* AIM *
Records follow. Select each line holding "title".

A block of data:
......

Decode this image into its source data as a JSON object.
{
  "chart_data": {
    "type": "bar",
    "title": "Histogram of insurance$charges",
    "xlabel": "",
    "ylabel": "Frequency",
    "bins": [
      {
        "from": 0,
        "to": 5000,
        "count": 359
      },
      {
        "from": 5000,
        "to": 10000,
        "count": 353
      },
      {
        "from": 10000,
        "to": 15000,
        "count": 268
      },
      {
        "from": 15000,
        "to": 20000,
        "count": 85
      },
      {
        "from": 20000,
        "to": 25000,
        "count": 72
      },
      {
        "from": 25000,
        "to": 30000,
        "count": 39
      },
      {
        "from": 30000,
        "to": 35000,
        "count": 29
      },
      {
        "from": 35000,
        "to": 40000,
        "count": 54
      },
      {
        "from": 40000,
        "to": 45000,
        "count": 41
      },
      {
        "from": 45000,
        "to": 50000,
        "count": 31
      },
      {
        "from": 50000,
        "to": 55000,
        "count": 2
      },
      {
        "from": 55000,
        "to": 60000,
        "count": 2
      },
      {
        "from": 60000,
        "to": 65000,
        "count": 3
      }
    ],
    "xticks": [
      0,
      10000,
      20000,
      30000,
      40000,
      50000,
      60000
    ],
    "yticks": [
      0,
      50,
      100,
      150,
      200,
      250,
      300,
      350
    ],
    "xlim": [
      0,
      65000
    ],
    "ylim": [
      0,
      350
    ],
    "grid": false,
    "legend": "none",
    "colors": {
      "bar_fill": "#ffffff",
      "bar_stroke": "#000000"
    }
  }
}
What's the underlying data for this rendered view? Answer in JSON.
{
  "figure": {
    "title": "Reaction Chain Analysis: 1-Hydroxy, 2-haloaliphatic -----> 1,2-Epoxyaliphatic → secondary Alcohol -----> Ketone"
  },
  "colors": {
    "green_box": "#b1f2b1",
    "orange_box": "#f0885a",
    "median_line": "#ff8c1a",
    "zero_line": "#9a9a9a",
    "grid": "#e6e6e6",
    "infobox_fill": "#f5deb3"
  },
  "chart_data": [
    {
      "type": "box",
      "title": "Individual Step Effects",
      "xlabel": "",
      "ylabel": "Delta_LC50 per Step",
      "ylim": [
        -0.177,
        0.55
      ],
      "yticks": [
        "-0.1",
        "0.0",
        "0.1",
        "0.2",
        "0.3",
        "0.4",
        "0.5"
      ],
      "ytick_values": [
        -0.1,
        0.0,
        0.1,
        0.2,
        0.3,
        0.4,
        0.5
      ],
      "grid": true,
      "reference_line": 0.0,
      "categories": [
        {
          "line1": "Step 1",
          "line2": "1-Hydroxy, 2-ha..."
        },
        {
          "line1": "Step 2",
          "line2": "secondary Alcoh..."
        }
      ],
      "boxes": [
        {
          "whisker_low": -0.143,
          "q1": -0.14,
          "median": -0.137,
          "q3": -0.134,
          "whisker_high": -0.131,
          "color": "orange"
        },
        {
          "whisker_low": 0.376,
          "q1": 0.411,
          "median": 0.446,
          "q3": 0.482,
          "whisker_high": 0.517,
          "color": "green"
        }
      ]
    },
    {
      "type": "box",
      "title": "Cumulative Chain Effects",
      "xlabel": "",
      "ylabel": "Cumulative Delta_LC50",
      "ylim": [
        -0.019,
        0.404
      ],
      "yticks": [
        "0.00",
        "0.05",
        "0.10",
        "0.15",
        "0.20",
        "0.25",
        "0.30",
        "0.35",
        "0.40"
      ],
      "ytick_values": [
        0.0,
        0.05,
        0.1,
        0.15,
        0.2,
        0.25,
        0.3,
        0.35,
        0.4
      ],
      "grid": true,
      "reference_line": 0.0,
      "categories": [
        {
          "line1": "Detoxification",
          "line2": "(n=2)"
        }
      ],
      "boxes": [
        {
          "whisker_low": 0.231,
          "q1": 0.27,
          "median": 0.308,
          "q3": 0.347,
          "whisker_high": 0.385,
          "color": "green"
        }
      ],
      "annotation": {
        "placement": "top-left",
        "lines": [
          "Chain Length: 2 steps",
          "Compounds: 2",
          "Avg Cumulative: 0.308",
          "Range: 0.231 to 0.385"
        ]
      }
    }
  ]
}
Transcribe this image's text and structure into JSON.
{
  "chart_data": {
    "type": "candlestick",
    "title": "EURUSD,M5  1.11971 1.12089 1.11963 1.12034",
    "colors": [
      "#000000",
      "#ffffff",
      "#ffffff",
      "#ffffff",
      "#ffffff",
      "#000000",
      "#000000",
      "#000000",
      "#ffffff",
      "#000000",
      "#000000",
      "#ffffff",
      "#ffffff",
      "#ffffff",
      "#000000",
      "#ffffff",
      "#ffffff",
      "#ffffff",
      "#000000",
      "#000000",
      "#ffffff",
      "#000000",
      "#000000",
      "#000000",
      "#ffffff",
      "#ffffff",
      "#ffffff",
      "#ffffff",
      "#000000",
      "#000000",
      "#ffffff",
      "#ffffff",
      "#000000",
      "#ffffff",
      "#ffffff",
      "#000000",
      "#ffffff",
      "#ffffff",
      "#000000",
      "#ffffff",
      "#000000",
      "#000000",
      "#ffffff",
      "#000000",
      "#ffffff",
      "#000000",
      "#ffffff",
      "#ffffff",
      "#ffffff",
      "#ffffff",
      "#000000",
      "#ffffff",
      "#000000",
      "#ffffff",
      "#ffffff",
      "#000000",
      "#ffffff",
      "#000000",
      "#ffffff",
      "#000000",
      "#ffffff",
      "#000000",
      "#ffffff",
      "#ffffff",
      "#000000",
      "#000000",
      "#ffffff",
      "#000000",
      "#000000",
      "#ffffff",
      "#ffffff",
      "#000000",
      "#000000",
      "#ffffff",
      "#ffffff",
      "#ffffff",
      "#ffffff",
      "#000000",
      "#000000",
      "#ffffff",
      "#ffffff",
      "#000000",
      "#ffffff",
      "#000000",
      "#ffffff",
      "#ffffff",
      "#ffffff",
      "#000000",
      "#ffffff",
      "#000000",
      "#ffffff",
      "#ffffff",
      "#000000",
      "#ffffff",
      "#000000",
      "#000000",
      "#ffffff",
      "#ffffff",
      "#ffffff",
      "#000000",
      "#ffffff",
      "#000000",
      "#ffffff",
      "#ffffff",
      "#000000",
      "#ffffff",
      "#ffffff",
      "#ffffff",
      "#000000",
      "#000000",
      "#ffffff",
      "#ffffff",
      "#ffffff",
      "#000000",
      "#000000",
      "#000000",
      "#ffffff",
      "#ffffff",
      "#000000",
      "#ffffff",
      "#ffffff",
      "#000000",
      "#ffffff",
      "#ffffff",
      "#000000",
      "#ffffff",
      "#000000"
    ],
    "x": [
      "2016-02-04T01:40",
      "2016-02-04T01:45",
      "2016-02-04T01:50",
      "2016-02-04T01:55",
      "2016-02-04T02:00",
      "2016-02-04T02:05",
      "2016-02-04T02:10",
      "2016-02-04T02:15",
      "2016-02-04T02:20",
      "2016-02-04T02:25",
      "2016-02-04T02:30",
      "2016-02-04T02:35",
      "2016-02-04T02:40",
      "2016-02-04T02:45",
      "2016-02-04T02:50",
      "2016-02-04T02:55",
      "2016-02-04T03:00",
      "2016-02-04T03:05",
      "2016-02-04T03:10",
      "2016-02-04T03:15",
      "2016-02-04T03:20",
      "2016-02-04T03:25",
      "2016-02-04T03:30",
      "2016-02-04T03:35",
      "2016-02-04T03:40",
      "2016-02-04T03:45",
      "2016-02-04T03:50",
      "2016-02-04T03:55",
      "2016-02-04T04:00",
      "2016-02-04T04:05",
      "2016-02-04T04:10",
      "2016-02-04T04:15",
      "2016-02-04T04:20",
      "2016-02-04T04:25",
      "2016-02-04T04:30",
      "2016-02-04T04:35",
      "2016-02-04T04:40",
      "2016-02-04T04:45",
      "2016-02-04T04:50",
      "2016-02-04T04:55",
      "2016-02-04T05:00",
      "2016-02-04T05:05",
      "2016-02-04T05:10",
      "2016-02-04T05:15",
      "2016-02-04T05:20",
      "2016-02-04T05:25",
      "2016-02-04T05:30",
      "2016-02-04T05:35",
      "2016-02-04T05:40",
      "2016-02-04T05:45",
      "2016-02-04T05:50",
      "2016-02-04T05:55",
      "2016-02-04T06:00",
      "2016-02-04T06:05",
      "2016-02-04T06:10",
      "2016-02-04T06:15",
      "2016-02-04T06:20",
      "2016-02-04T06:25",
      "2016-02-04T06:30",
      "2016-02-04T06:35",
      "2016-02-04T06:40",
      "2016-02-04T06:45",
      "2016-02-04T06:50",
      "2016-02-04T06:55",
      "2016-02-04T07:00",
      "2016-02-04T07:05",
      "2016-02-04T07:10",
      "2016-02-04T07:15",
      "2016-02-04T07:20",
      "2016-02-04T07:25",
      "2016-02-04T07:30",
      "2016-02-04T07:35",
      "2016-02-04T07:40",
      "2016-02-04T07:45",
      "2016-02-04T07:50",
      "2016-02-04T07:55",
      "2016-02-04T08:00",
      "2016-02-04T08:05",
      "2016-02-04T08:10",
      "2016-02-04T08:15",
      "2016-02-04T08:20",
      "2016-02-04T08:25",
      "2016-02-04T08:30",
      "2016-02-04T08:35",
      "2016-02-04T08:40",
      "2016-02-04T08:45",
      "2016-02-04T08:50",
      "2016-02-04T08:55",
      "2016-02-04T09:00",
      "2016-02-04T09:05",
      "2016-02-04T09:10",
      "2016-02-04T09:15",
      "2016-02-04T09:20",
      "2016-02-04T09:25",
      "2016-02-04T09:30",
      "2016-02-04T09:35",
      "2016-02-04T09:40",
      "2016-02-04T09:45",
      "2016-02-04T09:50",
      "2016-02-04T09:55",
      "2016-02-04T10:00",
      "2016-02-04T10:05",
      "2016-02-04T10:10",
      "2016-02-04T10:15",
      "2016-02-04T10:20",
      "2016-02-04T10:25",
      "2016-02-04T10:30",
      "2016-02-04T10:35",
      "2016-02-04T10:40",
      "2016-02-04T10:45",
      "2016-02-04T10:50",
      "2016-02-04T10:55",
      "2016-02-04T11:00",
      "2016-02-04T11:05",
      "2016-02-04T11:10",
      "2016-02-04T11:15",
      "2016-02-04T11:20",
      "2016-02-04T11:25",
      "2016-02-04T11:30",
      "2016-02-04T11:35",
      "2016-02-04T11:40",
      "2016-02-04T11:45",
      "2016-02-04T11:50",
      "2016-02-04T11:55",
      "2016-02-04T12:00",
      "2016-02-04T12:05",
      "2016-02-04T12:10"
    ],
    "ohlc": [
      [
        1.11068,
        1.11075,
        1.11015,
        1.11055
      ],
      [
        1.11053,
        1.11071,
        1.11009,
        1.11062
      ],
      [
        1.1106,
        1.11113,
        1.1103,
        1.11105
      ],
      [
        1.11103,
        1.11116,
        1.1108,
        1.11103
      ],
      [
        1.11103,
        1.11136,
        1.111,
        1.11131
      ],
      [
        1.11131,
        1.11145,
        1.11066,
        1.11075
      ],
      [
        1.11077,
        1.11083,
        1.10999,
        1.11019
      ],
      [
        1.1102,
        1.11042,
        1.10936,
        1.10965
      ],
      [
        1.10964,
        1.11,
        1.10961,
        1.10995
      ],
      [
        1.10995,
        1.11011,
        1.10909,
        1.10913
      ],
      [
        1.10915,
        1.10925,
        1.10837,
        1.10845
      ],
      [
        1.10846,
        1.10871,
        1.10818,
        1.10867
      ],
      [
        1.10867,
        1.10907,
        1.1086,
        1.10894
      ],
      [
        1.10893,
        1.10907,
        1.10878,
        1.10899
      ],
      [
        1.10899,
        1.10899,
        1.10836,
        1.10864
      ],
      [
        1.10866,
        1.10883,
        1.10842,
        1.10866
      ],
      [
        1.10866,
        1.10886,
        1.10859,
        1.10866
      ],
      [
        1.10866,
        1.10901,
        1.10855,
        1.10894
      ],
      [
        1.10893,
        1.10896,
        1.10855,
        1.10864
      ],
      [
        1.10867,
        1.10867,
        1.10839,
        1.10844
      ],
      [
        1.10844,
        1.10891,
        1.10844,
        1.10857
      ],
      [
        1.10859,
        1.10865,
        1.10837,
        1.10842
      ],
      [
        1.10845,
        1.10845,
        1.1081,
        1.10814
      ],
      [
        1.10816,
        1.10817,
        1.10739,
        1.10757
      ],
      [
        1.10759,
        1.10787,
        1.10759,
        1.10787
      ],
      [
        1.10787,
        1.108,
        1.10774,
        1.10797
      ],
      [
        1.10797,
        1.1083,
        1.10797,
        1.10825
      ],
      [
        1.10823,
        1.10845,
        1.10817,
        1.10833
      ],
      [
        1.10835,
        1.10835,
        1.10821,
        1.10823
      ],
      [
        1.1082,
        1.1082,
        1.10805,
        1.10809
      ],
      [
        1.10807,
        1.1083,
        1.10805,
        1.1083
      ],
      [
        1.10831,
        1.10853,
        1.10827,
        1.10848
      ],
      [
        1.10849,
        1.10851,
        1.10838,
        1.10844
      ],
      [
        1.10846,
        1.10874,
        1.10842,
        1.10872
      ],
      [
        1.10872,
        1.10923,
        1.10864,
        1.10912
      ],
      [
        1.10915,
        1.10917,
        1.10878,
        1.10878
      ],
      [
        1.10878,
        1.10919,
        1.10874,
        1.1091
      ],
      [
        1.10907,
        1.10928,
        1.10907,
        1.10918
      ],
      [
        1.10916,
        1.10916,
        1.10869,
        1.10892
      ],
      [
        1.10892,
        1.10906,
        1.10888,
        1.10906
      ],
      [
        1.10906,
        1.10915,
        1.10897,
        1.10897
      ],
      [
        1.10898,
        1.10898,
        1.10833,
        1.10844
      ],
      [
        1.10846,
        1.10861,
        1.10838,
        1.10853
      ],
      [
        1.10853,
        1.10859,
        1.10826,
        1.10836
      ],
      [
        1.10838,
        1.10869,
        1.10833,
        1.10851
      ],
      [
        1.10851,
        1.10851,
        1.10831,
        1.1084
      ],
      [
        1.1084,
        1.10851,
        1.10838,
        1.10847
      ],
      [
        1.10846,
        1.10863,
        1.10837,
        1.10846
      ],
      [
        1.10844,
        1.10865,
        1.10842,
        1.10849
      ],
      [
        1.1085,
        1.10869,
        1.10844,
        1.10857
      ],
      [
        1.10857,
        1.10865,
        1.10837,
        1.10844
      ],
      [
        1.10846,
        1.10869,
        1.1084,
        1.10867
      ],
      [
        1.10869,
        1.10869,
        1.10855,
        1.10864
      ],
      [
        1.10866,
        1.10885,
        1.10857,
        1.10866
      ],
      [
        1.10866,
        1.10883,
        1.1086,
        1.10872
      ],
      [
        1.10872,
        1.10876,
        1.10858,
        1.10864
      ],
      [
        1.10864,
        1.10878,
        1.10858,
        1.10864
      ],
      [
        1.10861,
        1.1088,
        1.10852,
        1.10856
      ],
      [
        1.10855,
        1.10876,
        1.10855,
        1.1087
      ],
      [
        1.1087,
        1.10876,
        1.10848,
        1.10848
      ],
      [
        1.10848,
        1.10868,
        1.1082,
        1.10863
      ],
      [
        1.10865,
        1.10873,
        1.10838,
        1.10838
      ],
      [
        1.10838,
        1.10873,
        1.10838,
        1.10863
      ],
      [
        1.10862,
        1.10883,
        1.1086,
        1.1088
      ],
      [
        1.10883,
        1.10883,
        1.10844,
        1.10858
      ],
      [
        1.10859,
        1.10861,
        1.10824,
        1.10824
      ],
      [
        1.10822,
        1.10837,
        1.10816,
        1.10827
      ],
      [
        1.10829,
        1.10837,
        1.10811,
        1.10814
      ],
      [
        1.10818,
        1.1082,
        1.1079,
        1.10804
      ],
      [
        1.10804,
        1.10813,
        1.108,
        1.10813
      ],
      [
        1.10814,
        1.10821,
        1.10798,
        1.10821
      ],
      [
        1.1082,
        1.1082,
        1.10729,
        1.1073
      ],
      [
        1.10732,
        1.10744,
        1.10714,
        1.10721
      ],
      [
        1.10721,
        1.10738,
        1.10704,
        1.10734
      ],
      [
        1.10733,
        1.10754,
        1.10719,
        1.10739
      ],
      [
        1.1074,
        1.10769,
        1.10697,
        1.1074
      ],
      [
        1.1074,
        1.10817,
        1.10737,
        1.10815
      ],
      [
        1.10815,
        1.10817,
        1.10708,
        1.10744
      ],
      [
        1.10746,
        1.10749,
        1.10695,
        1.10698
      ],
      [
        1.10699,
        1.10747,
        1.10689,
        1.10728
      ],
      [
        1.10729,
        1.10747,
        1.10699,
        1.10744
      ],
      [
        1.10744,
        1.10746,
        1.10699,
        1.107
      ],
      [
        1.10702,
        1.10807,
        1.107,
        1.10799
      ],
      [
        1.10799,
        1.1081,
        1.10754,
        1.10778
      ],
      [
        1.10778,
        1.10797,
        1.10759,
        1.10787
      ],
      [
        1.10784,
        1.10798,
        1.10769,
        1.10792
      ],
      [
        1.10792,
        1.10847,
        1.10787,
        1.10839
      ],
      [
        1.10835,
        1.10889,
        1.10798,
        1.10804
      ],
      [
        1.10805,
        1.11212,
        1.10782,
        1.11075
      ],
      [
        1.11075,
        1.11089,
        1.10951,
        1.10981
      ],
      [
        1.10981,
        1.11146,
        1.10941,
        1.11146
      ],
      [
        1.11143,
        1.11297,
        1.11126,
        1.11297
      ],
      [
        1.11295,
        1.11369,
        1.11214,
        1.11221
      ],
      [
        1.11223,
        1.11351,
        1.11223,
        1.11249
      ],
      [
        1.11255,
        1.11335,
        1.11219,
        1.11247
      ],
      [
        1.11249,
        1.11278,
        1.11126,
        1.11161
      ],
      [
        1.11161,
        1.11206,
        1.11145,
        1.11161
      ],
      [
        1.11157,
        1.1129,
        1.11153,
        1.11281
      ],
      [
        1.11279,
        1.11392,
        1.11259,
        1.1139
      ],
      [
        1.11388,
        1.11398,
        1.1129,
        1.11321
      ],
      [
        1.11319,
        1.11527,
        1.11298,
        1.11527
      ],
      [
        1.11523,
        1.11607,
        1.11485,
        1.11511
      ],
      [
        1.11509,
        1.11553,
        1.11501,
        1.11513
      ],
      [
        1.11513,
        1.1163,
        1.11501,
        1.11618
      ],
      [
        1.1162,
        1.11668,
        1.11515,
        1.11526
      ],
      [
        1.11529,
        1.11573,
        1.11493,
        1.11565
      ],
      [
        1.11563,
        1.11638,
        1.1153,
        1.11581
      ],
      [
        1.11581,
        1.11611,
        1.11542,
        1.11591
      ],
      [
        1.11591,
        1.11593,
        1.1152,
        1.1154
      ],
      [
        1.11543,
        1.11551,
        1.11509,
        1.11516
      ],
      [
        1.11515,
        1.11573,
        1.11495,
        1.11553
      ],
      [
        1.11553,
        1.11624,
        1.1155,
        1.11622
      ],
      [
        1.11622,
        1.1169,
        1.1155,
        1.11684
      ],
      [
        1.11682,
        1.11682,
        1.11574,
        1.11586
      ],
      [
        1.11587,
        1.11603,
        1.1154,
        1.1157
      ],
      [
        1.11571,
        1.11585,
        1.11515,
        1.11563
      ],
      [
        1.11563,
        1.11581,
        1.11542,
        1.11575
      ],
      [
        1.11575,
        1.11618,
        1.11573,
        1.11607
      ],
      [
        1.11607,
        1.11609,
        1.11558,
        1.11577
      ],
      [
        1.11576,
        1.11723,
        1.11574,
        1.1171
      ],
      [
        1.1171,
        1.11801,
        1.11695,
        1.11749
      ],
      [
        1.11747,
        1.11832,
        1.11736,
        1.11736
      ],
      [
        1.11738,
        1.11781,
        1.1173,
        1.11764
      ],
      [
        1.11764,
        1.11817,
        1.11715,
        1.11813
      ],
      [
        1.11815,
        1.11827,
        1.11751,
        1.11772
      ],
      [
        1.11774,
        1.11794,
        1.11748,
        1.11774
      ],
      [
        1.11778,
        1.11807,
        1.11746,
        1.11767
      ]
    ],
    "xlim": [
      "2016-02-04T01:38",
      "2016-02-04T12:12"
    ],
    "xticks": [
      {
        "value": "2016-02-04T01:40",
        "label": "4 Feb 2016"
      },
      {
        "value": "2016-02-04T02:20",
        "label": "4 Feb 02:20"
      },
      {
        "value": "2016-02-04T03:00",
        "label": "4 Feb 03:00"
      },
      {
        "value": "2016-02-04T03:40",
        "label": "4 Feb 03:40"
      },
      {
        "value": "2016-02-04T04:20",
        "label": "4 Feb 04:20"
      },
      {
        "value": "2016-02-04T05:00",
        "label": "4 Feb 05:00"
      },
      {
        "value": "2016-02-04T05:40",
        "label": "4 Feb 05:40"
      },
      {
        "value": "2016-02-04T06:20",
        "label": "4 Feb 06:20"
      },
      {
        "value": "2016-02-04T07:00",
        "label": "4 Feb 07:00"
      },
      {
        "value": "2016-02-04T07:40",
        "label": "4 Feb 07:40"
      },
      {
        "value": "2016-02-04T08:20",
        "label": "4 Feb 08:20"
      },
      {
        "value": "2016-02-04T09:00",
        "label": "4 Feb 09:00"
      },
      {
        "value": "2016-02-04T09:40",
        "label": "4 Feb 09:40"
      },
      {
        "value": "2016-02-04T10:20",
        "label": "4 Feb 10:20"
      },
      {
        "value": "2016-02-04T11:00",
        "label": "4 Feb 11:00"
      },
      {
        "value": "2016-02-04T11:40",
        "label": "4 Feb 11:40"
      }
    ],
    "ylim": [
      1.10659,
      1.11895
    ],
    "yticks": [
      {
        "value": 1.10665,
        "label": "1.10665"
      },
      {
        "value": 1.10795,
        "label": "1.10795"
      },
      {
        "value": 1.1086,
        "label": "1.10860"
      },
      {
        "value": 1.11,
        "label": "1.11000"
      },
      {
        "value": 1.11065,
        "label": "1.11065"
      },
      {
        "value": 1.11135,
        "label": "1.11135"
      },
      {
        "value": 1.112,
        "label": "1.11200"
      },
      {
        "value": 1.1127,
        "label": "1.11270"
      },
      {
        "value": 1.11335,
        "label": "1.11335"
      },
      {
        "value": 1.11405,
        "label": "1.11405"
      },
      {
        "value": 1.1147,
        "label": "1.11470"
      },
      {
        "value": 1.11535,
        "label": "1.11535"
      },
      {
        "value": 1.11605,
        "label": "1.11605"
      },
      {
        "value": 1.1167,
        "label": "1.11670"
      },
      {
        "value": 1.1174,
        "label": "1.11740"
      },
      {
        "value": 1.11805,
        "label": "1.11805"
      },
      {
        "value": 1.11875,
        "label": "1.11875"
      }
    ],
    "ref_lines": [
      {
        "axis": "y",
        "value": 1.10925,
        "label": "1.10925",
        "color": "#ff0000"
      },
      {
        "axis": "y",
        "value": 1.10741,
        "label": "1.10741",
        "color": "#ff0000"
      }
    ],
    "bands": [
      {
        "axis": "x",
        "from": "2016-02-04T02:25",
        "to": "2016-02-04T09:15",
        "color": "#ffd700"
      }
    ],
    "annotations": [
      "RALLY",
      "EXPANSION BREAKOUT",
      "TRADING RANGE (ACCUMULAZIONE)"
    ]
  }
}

......

* TASK ANSWER *
    "title": "Histogram of insurance$charges",
    "title": "Reaction Chain Analysis: 1-Hydroxy, 2-haloaliphatic -----> 1,2-Epoxyaliphatic → secondary Alcohol -----> Ketone"
      "title": "Individual Step Effects",
      "title": "Cumulative Chain Effects",
    "title": "EURUSD,M5  1.11971 1.12089 1.11963 1.12034",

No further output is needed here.